**Instruction**
Lines that contain the string "code" are to be copied; leave out all others.

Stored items
· · · ·

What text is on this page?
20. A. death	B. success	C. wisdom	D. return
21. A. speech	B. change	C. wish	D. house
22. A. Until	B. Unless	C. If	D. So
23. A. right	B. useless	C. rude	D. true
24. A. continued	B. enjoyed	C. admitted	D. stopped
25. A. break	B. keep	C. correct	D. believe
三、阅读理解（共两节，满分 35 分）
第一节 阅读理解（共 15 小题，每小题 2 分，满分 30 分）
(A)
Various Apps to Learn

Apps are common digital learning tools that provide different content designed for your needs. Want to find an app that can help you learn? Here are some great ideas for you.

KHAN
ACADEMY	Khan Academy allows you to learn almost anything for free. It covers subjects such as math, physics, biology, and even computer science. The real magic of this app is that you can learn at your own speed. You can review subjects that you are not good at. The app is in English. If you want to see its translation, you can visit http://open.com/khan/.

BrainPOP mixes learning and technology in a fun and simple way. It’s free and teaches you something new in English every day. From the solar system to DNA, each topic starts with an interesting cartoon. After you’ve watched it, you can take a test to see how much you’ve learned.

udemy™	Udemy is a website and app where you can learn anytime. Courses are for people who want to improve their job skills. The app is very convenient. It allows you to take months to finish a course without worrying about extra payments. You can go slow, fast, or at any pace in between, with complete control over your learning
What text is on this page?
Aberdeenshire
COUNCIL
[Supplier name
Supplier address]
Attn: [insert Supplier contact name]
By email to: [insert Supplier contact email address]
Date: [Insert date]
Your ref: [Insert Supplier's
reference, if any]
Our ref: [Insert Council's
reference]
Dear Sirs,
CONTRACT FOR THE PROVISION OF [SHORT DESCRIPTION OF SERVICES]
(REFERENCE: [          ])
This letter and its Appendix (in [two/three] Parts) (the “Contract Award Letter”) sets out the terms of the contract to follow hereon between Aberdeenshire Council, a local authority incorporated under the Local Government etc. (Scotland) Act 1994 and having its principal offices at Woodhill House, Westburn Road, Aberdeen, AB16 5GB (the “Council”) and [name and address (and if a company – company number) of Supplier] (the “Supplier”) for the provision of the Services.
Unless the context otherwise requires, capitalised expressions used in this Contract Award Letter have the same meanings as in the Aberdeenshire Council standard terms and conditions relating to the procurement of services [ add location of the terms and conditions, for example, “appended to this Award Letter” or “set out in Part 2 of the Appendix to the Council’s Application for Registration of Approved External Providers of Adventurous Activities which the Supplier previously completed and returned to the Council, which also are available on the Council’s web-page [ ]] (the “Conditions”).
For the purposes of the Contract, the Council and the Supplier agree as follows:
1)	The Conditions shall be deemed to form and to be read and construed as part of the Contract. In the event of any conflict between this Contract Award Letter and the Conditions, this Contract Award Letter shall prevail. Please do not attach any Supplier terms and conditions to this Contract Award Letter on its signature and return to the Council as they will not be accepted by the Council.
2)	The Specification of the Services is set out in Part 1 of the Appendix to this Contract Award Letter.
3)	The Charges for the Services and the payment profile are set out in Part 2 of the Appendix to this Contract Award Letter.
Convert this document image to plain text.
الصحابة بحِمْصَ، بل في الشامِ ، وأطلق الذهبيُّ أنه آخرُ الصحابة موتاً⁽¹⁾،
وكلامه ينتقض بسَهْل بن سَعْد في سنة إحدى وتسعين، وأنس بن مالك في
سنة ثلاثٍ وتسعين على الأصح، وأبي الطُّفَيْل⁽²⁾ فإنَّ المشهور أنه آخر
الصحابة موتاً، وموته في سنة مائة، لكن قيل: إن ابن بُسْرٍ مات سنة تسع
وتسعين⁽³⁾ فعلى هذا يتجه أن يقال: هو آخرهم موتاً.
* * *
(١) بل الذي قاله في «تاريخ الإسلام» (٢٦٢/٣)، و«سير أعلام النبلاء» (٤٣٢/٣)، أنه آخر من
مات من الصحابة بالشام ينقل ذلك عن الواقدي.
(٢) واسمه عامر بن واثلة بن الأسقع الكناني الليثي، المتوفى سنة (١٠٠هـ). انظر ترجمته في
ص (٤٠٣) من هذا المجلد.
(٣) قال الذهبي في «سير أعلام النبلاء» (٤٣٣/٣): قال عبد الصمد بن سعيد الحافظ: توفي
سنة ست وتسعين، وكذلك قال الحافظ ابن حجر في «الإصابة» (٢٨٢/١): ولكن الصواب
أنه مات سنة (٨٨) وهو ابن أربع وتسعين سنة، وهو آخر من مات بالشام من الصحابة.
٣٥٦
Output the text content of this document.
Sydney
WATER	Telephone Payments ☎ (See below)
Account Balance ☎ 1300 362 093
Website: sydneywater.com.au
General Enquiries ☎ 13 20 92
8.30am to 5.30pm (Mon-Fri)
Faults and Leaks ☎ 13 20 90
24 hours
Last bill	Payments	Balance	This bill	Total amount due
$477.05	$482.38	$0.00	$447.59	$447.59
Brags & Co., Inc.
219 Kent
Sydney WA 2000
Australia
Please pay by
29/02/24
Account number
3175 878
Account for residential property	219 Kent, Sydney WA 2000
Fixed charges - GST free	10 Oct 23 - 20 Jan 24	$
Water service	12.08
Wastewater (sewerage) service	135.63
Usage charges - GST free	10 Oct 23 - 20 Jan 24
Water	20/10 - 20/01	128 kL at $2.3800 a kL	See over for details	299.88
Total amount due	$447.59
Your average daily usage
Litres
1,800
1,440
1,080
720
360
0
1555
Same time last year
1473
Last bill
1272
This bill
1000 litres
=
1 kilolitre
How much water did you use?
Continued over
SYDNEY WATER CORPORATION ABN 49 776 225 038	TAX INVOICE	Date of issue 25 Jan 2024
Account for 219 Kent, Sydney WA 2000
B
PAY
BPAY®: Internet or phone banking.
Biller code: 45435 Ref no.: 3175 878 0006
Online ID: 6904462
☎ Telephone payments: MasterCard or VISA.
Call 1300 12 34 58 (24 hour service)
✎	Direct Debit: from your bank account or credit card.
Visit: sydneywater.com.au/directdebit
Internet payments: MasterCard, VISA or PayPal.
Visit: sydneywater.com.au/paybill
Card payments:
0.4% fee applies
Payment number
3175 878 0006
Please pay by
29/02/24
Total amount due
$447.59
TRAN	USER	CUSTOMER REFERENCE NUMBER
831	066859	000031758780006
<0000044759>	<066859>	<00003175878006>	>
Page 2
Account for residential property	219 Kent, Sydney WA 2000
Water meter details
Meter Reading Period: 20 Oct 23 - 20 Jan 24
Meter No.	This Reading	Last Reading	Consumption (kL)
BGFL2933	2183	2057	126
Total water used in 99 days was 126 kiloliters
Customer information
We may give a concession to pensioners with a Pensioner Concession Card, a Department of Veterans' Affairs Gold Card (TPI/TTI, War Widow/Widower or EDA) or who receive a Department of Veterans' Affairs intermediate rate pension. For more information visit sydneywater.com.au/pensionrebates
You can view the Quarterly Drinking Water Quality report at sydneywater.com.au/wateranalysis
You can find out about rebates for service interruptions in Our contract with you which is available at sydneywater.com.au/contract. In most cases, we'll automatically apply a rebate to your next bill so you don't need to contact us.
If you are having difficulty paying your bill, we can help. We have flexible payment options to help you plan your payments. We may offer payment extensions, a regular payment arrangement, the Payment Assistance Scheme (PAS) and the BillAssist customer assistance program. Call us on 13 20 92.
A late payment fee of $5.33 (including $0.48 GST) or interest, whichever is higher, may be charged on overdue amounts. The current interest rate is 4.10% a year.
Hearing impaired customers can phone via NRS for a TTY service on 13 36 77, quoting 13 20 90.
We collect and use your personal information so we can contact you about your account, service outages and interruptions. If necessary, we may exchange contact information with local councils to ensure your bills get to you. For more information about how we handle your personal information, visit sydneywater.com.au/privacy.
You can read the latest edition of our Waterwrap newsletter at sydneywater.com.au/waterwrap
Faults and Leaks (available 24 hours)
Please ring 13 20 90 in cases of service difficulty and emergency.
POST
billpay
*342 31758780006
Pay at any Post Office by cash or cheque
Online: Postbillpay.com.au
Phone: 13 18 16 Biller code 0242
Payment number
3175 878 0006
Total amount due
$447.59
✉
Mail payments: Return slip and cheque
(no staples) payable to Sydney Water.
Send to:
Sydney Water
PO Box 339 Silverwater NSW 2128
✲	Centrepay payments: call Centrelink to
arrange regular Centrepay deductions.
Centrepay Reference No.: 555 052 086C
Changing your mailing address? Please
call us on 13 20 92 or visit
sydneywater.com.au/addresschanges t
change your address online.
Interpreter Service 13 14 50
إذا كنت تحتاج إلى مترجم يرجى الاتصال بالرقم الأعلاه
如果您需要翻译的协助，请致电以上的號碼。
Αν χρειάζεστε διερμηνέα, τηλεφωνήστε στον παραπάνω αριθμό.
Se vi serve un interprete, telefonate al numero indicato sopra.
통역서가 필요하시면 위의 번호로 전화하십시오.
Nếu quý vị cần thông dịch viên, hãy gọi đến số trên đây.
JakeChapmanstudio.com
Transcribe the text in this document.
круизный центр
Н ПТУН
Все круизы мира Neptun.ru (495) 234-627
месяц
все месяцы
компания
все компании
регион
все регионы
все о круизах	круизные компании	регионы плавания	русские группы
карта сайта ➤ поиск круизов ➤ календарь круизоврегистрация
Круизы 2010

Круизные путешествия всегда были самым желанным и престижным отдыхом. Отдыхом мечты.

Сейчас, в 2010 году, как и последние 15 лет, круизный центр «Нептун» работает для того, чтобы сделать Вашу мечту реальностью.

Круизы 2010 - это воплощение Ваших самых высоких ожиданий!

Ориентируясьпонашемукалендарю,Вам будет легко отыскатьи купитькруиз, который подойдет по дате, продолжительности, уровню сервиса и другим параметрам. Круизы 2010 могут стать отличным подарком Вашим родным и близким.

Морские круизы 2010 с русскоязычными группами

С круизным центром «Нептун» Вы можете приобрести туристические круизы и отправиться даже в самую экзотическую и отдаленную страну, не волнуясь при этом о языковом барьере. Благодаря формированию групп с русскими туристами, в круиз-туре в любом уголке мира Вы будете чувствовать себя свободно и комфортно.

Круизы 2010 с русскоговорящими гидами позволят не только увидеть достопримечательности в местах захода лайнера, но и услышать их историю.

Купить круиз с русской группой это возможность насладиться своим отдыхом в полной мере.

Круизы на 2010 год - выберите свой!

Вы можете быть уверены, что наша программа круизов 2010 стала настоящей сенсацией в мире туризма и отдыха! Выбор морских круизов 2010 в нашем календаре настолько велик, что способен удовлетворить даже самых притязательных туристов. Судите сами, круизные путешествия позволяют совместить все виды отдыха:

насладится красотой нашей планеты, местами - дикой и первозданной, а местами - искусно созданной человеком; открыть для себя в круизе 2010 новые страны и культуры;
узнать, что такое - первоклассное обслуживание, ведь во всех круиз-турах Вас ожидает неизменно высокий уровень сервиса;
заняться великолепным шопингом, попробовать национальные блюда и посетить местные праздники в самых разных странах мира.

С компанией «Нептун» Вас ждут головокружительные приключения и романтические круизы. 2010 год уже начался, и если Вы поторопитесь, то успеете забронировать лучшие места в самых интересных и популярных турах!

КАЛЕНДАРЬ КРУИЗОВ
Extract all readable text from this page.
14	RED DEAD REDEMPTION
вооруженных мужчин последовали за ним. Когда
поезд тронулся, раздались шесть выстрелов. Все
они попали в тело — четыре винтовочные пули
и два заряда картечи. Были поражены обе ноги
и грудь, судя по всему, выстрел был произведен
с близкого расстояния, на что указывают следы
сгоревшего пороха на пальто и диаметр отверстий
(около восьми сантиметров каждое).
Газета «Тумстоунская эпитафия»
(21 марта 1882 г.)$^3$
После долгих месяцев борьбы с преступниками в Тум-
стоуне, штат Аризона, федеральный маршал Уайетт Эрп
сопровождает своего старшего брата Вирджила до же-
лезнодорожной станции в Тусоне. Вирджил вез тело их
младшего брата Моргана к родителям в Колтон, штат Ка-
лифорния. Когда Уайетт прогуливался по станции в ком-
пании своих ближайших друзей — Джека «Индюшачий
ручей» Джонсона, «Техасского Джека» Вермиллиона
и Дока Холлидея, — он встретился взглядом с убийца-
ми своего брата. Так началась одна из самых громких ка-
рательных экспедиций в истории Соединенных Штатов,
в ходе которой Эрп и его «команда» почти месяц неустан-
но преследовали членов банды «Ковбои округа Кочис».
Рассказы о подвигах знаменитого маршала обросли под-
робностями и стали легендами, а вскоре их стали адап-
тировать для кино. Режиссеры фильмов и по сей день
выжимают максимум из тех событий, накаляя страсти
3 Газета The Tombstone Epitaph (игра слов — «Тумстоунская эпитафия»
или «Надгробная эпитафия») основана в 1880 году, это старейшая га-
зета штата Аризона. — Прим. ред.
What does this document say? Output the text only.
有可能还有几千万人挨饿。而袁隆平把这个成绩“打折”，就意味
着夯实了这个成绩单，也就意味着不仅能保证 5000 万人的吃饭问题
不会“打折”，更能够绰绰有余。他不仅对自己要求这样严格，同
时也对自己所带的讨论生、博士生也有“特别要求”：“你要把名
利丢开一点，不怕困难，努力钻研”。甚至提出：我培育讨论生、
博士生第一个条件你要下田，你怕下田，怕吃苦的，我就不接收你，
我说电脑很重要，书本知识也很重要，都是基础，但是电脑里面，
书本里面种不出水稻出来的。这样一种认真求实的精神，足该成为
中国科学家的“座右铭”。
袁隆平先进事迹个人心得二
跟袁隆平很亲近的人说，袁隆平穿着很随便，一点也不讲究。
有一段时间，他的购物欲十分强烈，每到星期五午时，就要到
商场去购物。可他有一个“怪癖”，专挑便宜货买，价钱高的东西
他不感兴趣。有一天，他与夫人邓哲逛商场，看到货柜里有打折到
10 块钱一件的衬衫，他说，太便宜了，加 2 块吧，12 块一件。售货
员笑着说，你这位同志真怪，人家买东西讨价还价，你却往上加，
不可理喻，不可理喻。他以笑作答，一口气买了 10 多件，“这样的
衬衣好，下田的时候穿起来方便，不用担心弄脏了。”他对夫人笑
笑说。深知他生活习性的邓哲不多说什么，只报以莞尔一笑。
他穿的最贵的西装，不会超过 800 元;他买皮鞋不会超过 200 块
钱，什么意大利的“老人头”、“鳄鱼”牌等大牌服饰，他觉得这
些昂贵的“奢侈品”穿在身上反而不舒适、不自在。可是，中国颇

· · · ·

**Task response**
Biller code: 45435 Ref no.: 3175 878 0006
Phone: 13 18 16 Biller code 0242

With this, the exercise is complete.